STORED RECORDS:
START

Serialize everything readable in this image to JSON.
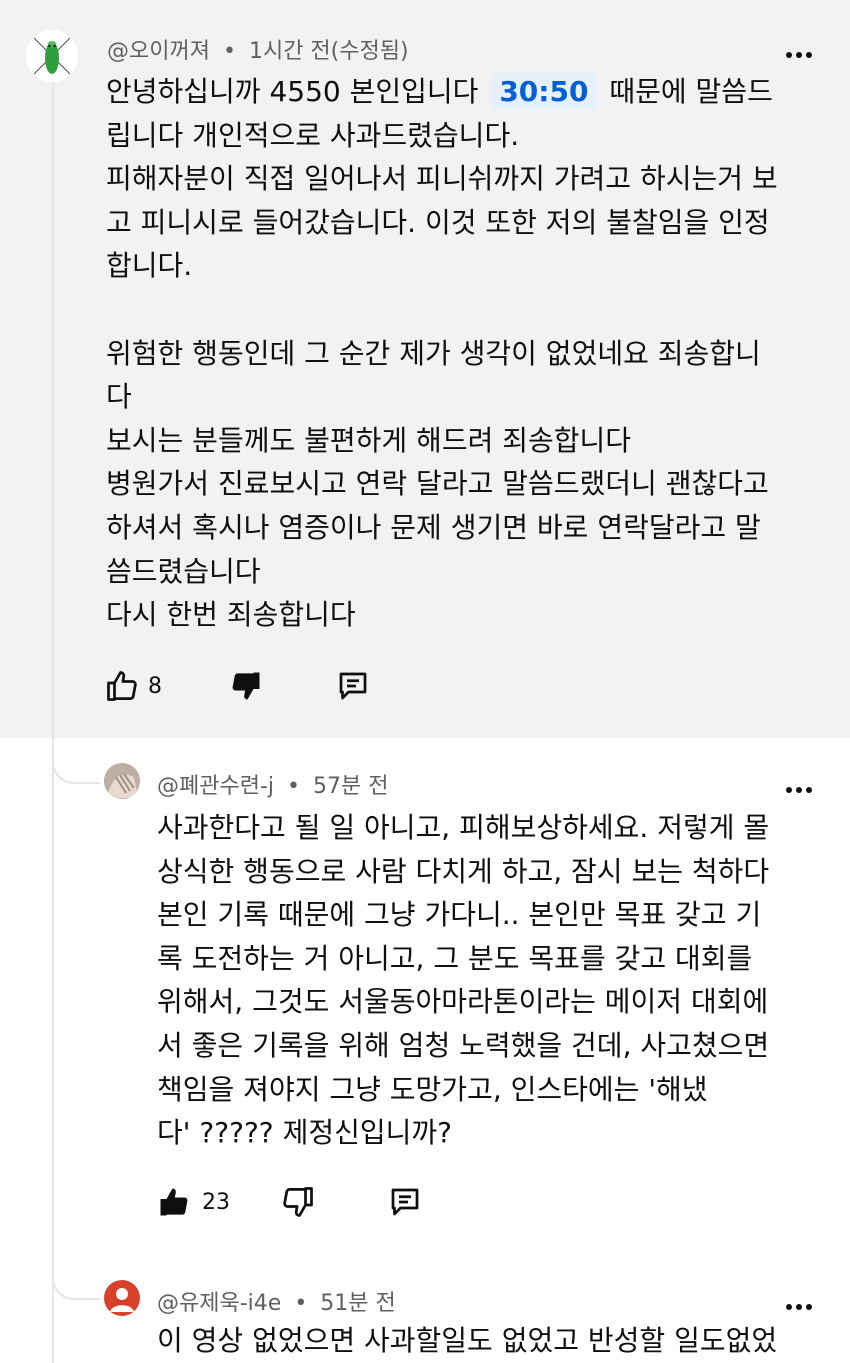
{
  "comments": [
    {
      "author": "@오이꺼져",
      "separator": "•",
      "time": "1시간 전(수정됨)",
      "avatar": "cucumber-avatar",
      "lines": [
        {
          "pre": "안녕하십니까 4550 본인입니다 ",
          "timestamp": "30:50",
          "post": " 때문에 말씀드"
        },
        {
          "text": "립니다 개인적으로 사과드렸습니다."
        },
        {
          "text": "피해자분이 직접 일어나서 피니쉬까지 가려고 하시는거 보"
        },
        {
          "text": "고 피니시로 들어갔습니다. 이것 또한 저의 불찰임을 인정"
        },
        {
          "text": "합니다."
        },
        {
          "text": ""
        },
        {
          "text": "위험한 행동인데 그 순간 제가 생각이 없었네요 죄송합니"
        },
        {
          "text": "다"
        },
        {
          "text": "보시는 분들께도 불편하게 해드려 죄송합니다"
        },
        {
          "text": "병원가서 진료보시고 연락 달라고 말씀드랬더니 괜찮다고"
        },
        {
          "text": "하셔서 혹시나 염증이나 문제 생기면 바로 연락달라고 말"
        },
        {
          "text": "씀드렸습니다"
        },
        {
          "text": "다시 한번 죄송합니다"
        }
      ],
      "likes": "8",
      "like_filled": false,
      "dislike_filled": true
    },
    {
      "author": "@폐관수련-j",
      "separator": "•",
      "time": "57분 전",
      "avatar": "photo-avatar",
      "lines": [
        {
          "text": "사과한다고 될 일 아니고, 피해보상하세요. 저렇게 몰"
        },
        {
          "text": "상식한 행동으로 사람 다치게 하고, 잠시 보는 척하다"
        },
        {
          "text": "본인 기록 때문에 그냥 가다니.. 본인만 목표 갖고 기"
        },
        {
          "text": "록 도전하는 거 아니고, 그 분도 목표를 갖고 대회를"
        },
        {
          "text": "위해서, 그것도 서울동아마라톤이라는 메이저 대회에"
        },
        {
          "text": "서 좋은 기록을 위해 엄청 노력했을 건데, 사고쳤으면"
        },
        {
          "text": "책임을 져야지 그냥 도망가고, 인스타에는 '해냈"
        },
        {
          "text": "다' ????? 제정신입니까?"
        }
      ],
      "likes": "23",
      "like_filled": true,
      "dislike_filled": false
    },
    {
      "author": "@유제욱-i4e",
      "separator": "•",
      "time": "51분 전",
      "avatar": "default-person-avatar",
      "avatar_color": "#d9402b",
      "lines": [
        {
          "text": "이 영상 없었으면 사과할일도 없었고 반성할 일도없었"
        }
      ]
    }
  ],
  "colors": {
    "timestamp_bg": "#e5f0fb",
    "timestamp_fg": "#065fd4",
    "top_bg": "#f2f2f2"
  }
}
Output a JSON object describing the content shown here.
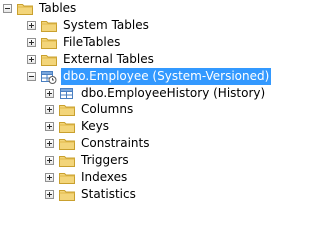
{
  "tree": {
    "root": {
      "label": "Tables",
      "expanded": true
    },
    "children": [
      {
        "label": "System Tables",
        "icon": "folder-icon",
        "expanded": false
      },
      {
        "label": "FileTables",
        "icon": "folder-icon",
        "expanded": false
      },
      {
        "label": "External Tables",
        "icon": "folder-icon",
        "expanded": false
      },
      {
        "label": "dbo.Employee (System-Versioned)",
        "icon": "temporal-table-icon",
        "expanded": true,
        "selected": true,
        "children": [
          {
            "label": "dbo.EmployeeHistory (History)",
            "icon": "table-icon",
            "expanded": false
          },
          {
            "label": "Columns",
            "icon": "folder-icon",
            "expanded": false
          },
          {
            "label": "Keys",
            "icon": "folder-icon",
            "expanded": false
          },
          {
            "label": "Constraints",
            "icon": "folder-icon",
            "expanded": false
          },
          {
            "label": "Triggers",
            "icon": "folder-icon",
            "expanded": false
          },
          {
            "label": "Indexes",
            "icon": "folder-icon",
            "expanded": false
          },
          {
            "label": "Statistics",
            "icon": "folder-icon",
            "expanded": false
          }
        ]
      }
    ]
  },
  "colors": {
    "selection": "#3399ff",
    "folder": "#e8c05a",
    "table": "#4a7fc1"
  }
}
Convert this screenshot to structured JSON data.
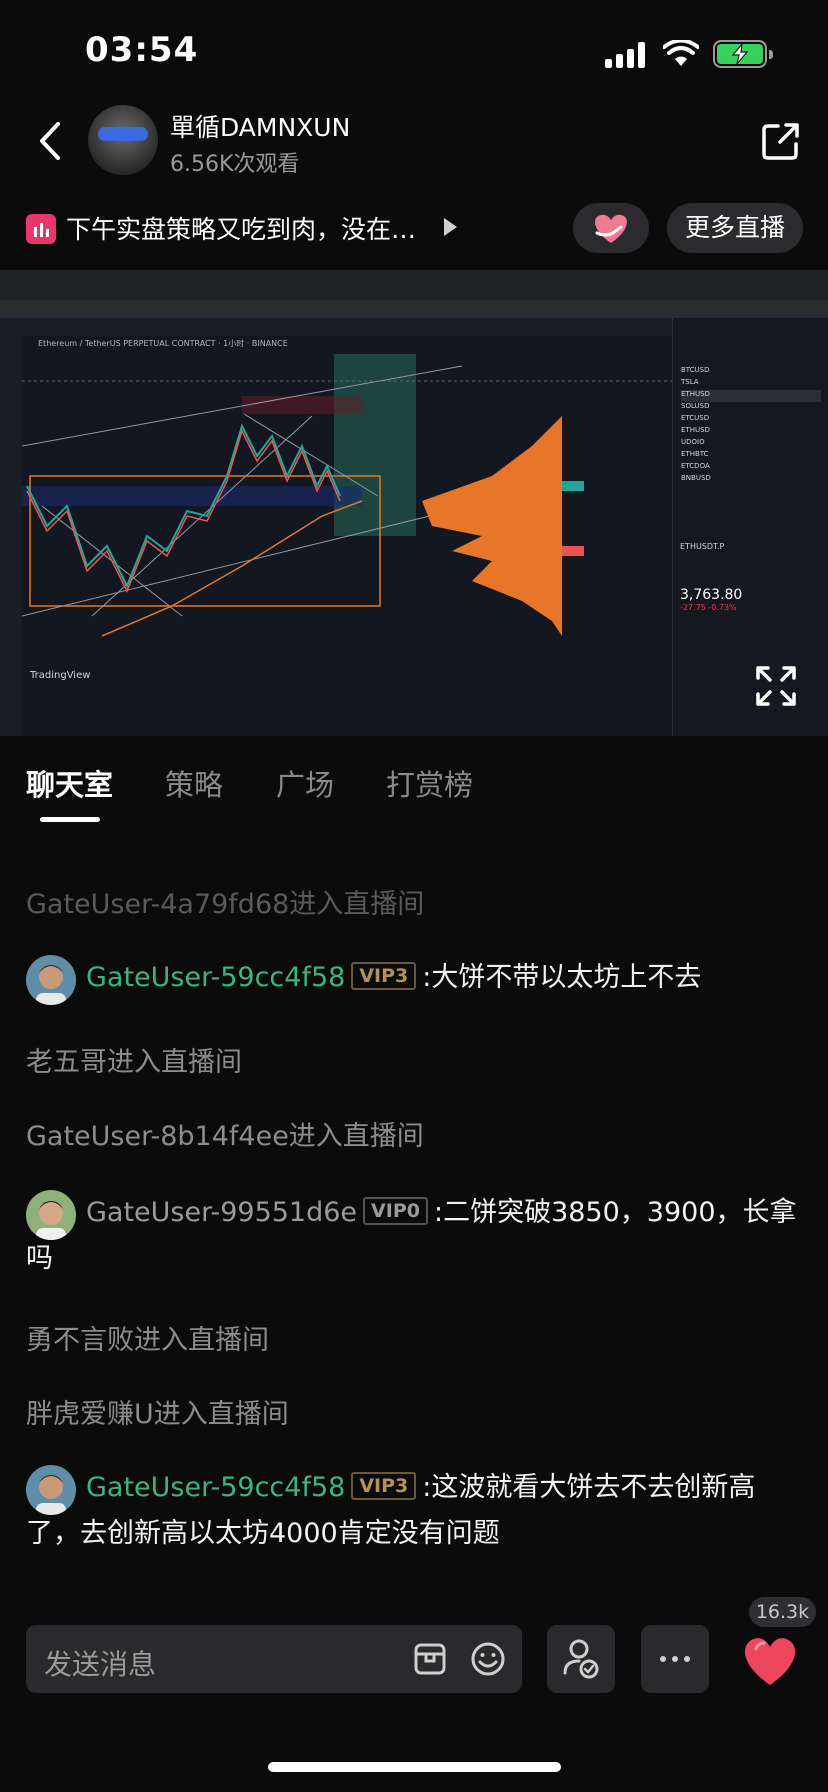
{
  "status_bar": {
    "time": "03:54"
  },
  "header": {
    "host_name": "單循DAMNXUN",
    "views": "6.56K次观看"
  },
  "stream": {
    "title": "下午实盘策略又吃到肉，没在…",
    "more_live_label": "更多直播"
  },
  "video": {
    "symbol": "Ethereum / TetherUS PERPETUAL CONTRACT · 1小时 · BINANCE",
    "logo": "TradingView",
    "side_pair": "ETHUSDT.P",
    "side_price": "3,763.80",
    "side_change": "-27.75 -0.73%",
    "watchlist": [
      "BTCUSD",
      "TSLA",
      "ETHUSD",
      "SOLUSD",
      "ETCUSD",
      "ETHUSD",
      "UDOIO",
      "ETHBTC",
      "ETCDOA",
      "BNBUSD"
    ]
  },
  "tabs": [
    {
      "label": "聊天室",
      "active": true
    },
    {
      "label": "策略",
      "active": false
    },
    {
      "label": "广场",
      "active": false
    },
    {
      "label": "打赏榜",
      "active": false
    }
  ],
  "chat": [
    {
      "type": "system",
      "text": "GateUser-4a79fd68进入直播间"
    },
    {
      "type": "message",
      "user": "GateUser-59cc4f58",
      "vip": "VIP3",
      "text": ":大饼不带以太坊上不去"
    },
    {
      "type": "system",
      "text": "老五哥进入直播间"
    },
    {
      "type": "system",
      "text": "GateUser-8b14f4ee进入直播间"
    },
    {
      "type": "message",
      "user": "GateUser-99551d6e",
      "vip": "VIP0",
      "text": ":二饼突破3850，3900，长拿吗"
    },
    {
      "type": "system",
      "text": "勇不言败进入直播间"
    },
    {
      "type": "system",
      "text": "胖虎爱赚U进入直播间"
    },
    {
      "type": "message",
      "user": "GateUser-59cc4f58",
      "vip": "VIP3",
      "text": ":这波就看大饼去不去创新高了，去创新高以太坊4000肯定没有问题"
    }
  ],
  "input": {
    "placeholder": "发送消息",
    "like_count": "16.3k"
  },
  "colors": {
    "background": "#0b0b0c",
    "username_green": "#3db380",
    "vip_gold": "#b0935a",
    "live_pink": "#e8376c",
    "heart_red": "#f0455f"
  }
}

END

YOUR TASK: Return all of the entries word for word, but omit the pictures.

WRITTEN ANSWER:
Serialize everything readable in this image to JSON.
{
  "comments": [
    {
      "author": "@오이꺼져",
      "separator": "•",
      "time": "1시간 전(수정됨)",
      "avatar": "cucumber-avatar",
      "lines": [
        {
          "pre": "안녕하십니까 4550 본인입니다 ",
          "timestamp": "30:50",
          "post": " 때문에 말씀드"
        },
        {
          "text": "립니다 개인적으로 사과드렸습니다."
        },
        {
          "text": "피해자분이 직접 일어나서 피니쉬까지 가려고 하시는거 보"
        },
        {
          "text": "고 피니시로 들어갔습니다. 이것 또한 저의 불찰임을 인정"
        },
        {
          "text": "합니다."
        },
        {
          "text": ""
        },
        {
          "text": "위험한 행동인데 그 순간 제가 생각이 없었네요 죄송합니"
        },
        {
          "text": "다"
        },
        {
          "text": "보시는 분들께도 불편하게 해드려 죄송합니다"
        },
        {
          "text": "병원가서 진료보시고 연락 달라고 말씀드랬더니 괜찮다고"
        },
        {
          "text": "하셔서 혹시나 염증이나 문제 생기면 바로 연락달라고 말"
        },
        {
          "text": "씀드렸습니다"
        },
        {
          "text": "다시 한번 죄송합니다"
        }
      ],
      "likes": "8",
      "like_filled": false,
      "dislike_filled": true
    },
    {
      "author": "@폐관수련-j",
      "separator": "•",
      "time": "57분 전",
      "avatar": "photo-avatar",
      "lines": [
        {
          "text": "사과한다고 될 일 아니고, 피해보상하세요. 저렇게 몰"
        },
        {
          "text": "상식한 행동으로 사람 다치게 하고, 잠시 보는 척하다"
        },
        {
          "text": "본인 기록 때문에 그냥 가다니.. 본인만 목표 갖고 기"
        },
        {
          "text": "록 도전하는 거 아니고, 그 분도 목표를 갖고 대회를"
        },
        {
          "text": "위해서, 그것도 서울동아마라톤이라는 메이저 대회에"
        },
        {
          "text": "서 좋은 기록을 위해 엄청 노력했을 건데, 사고쳤으면"
        },
        {
          "text": "책임을 져야지 그냥 도망가고, 인스타에는 '해냈"
        },
        {
          "text": "다' ????? 제정신입니까?"
        }
      ],
      "likes": "23",
      "like_filled": true,
      "dislike_filled": false
    },
    {
      "author": "@유제욱-i4e",
      "separator": "•",
      "time": "51분 전",
      "avatar": "default-person-avatar",
      "avatar_color": "#d9402b",
      "lines": [
        {
          "text": "이 영상 없었으면 사과할일도 없었고 반성할 일도없었"
        }
      ]
    }
  ],
  "colors": {
    "timestamp_bg": "#e5f0fb",
    "timestamp_fg": "#065fd4",
    "top_bg": "#f2f2f2"
  }
}
Output a JSON object describing the content shown here.
{
  "tree": {
    "root": {
      "label": "Tables",
      "expanded": true
    },
    "children": [
      {
        "label": "System Tables",
        "icon": "folder-icon",
        "expanded": false
      },
      {
        "label": "FileTables",
        "icon": "folder-icon",
        "expanded": false
      },
      {
        "label": "External Tables",
        "icon": "folder-icon",
        "expanded": false
      },
      {
        "label": "dbo.Employee (System-Versioned)",
        "icon": "temporal-table-icon",
        "expanded": true,
        "selected": true,
        "children": [
          {
            "label": "dbo.EmployeeHistory (History)",
            "icon": "table-icon",
            "expanded": false
          },
          {
            "label": "Columns",
            "icon": "folder-icon",
            "expanded": false
          },
          {
            "label": "Keys",
            "icon": "folder-icon",
            "expanded": false
          },
          {
            "label": "Constraints",
            "icon": "folder-icon",
            "expanded": false
          },
          {
            "label": "Triggers",
            "icon": "folder-icon",
            "expanded": false
          },
          {
            "label": "Indexes",
            "icon": "folder-icon",
            "expanded": false
          },
          {
            "label": "Statistics",
            "icon": "folder-icon",
            "expanded": false
          }
        ]
      }
    ]
  },
  "colors": {
    "selection": "#3399ff",
    "folder": "#e8c05a",
    "table": "#4a7fc1"
  }
}
Convert this screenshot to structured JSON data.
{
  "status_bar": {
    "time": "03:54"
  },
  "header": {
    "host_name": "單循DAMNXUN",
    "views": "6.56K次观看"
  },
  "stream": {
    "title": "下午实盘策略又吃到肉，没在…",
    "more_live_label": "更多直播"
  },
  "video": {
    "symbol": "Ethereum / TetherUS PERPETUAL CONTRACT · 1小时 · BINANCE",
    "logo": "TradingView",
    "side_pair": "ETHUSDT.P",
    "side_price": "3,763.80",
    "side_change": "-27.75 -0.73%",
    "watchlist": [
      "BTCUSD",
      "TSLA",
      "ETHUSD",
      "SOLUSD",
      "ETCUSD",
      "ETHUSD",
      "UDOIO",
      "ETHBTC",
      "ETCDOA",
      "BNBUSD"
    ]
  },
  "tabs": [
    {
      "label": "聊天室",
      "active": true
    },
    {
      "label": "策略",
      "active": false
    },
    {
      "label": "广场",
      "active": false
    },
    {
      "label": "打赏榜",
      "active": false
    }
  ],
  "chat": [
    {
      "type": "system",
      "text": "GateUser-4a79fd68进入直播间"
    },
    {
      "type": "message",
      "user": "GateUser-59cc4f58",
      "vip": "VIP3",
      "text": ":大饼不带以太坊上不去"
    },
    {
      "type": "system",
      "text": "老五哥进入直播间"
    },
    {
      "type": "system",
      "text": "GateUser-8b14f4ee进入直播间"
    },
    {
      "type": "message",
      "user": "GateUser-99551d6e",
      "vip": "VIP0",
      "text": ":二饼突破3850，3900，长拿吗"
    },
    {
      "type": "system",
      "text": "勇不言败进入直播间"
    },
    {
      "type": "system",
      "text": "胖虎爱赚U进入直播间"
    },
    {
      "type": "message",
      "user": "GateUser-59cc4f58",
      "vip": "VIP3",
      "text": ":这波就看大饼去不去创新高了，去创新高以太坊4000肯定没有问题"
    }
  ],
  "input": {
    "placeholder": "发送消息",
    "like_count": "16.3k"
  },
  "colors": {
    "background": "#0b0b0c",
    "username_green": "#3db380",
    "vip_gold": "#b0935a",
    "live_pink": "#e8376c",
    "heart_red": "#f0455f"
  }
}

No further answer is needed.